Salin semua baris pada catatan di bawah ini tanpa mengubah satu karakter pun.

* * *

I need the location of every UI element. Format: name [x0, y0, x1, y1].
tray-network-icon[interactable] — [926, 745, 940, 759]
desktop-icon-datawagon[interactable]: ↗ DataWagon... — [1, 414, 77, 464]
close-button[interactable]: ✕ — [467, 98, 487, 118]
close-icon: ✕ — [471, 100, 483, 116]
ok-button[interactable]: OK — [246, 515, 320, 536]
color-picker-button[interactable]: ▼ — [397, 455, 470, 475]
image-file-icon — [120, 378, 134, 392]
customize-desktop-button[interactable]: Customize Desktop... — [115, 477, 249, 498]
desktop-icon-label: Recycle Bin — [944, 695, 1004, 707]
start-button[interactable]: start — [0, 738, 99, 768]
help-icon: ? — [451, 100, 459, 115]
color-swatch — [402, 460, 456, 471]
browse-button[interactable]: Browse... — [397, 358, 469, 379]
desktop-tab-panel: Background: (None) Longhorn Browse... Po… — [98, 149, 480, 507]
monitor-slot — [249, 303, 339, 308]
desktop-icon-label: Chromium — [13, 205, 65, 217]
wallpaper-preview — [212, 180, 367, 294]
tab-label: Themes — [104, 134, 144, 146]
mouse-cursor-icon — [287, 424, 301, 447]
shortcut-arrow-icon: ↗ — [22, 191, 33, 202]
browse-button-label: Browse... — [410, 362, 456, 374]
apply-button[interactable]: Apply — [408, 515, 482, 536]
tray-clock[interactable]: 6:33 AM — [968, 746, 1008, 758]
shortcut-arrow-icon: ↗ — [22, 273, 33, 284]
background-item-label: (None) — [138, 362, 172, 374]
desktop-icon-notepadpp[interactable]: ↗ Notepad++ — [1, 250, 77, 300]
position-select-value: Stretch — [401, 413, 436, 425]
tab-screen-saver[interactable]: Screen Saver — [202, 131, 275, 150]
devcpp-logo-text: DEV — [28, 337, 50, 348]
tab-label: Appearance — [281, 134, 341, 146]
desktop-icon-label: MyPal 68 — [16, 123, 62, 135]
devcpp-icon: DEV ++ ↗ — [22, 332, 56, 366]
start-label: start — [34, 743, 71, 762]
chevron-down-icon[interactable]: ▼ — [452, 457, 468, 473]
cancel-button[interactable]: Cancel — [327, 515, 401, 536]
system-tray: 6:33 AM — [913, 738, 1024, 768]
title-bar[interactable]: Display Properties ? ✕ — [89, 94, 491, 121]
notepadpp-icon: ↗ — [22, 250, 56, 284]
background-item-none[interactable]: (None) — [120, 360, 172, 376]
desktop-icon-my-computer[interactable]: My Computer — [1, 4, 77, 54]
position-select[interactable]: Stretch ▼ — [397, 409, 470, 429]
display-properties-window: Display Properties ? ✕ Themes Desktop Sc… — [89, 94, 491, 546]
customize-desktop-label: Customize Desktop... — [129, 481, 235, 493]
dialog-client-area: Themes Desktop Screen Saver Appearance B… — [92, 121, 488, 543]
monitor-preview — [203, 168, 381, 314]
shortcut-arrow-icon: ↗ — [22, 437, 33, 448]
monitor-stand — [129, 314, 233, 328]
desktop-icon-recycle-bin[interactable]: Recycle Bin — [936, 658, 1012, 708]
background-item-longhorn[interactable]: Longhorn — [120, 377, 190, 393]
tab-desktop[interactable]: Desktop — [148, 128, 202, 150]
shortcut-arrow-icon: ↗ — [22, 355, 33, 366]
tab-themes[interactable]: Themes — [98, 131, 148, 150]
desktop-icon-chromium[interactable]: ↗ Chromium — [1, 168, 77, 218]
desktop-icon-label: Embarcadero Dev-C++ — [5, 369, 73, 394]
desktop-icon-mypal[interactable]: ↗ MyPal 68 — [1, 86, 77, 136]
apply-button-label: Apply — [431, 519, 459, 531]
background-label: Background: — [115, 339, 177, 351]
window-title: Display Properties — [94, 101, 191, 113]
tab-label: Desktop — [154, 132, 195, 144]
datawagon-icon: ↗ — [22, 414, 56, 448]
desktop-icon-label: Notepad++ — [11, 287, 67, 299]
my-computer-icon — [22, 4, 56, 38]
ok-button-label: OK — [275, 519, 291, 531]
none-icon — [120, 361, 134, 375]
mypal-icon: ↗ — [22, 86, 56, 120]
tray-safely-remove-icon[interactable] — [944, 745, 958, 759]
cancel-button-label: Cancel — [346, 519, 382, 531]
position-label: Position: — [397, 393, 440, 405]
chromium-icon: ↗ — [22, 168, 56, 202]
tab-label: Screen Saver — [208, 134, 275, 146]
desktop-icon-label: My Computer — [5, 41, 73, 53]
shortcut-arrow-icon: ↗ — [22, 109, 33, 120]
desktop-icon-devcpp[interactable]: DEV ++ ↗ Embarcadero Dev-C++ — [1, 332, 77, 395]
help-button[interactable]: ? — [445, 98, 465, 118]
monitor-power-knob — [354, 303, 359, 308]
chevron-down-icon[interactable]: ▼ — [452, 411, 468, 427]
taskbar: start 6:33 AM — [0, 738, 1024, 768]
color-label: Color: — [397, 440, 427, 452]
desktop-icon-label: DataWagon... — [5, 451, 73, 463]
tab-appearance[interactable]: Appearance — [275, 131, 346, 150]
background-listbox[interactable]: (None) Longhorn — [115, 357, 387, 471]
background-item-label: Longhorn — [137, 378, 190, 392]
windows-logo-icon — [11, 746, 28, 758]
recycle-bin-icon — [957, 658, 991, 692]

* * *

**JAWABAN LATIHAN**
I need the location of every UI element. Format: name [x0, y0, x1, y1].
tray-network-icon[interactable] — [926, 745, 940, 759]
desktop-icon-datawagon[interactable]: ↗ DataWagon... — [1, 414, 77, 464]
close-button[interactable]: ✕ — [467, 98, 487, 118]
close-icon: ✕ — [471, 100, 483, 116]
ok-button[interactable]: OK — [246, 515, 320, 536]
color-picker-button[interactable]: ▼ — [397, 455, 470, 475]
image-file-icon — [120, 378, 134, 392]
customize-desktop-button[interactable]: Customize Desktop... — [115, 477, 249, 498]
desktop-icon-label: Recycle Bin — [944, 695, 1004, 707]
start-button[interactable]: start — [0, 738, 99, 768]
help-icon: ? — [451, 100, 459, 115]
color-swatch — [402, 460, 456, 471]
browse-button[interactable]: Browse... — [397, 358, 469, 379]
desktop-tab-panel: Background: (None) Longhorn Browse... Po… — [98, 149, 480, 507]
monitor-slot — [249, 303, 339, 308]
desktop-icon-label: Chromium — [13, 205, 65, 217]
wallpaper-preview — [212, 180, 367, 294]
tab-label: Themes — [104, 134, 144, 146]
mouse-cursor-icon — [287, 424, 301, 447]
shortcut-arrow-icon: ↗ — [22, 191, 33, 202]
browse-button-label: Browse... — [410, 362, 456, 374]
apply-button[interactable]: Apply — [408, 515, 482, 536]
tray-clock[interactable]: 6:33 AM — [968, 746, 1008, 758]
shortcut-arrow-icon: ↗ — [22, 273, 33, 284]
background-item-label: (None) — [138, 362, 172, 374]
desktop-icon-notepadpp[interactable]: ↗ Notepad++ — [1, 250, 77, 300]
position-select-value: Stretch — [401, 413, 436, 425]
tab-screen-saver[interactable]: Screen Saver — [202, 131, 275, 150]
devcpp-logo-text: DEV — [28, 337, 50, 348]
tab-label: Appearance — [281, 134, 341, 146]
desktop-icon-label: MyPal 68 — [16, 123, 62, 135]
devcpp-icon: DEV ++ ↗ — [22, 332, 56, 366]
start-label: start — [34, 743, 71, 762]
chevron-down-icon[interactable]: ▼ — [452, 457, 468, 473]
cancel-button[interactable]: Cancel — [327, 515, 401, 536]
system-tray: 6:33 AM — [913, 738, 1024, 768]
title-bar[interactable]: Display Properties ? ✕ — [89, 94, 491, 121]
notepadpp-icon: ↗ — [22, 250, 56, 284]
background-item-none[interactable]: (None) — [120, 360, 172, 376]
desktop-icon-my-computer[interactable]: My Computer — [1, 4, 77, 54]
position-select[interactable]: Stretch ▼ — [397, 409, 470, 429]
display-properties-window: Display Properties ? ✕ Themes Desktop Sc… — [89, 94, 491, 546]
customize-desktop-label: Customize Desktop... — [129, 481, 235, 493]
dialog-client-area: Themes Desktop Screen Saver Appearance B… — [92, 121, 488, 543]
monitor-preview — [203, 168, 381, 314]
shortcut-arrow-icon: ↗ — [22, 437, 33, 448]
monitor-stand — [129, 314, 233, 328]
desktop-icon-recycle-bin[interactable]: Recycle Bin — [936, 658, 1012, 708]
background-item-longhorn[interactable]: Longhorn — [120, 377, 190, 393]
tab-desktop[interactable]: Desktop — [148, 128, 202, 150]
shortcut-arrow-icon: ↗ — [22, 355, 33, 366]
tab-themes[interactable]: Themes — [98, 131, 148, 150]
desktop-icon-chromium[interactable]: ↗ Chromium — [1, 168, 77, 218]
desktop-icon-label: Embarcadero Dev-C++ — [5, 369, 73, 394]
desktop-icon-mypal[interactable]: ↗ MyPal 68 — [1, 86, 77, 136]
apply-button-label: Apply — [431, 519, 459, 531]
background-label: Background: — [115, 339, 177, 351]
window-title: Display Properties — [94, 101, 191, 113]
tab-label: Desktop — [154, 132, 195, 144]
datawagon-icon: ↗ — [22, 414, 56, 448]
desktop-icon-label: Notepad++ — [11, 287, 67, 299]
my-computer-icon — [22, 4, 56, 38]
ok-button-label: OK — [275, 519, 291, 531]
none-icon — [120, 361, 134, 375]
mypal-icon: ↗ — [22, 86, 56, 120]
tray-safely-remove-icon[interactable] — [944, 745, 958, 759]
cancel-button-label: Cancel — [346, 519, 382, 531]
position-label: Position: — [397, 393, 440, 405]
chromium-icon: ↗ — [22, 168, 56, 202]
tab-label: Screen Saver — [208, 134, 275, 146]
desktop-icon-label: My Computer — [5, 41, 73, 53]
shortcut-arrow-icon: ↗ — [22, 109, 33, 120]
desktop-icon-devcpp[interactable]: DEV ++ ↗ Embarcadero Dev-C++ — [1, 332, 77, 395]
help-button[interactable]: ? — [445, 98, 465, 118]
monitor-power-knob — [354, 303, 359, 308]
chevron-down-icon[interactable]: ▼ — [452, 411, 468, 427]
taskbar: start 6:33 AM — [0, 738, 1024, 768]
color-label: Color: — [397, 440, 427, 452]
desktop-icon-label: DataWagon... — [5, 451, 73, 463]
tab-appearance[interactable]: Appearance — [275, 131, 346, 150]
background-listbox[interactable]: (None) Longhorn — [115, 357, 387, 471]
background-item-label: Longhorn — [137, 378, 190, 392]
windows-logo-icon — [11, 746, 28, 758]
recycle-bin-icon — [957, 658, 991, 692]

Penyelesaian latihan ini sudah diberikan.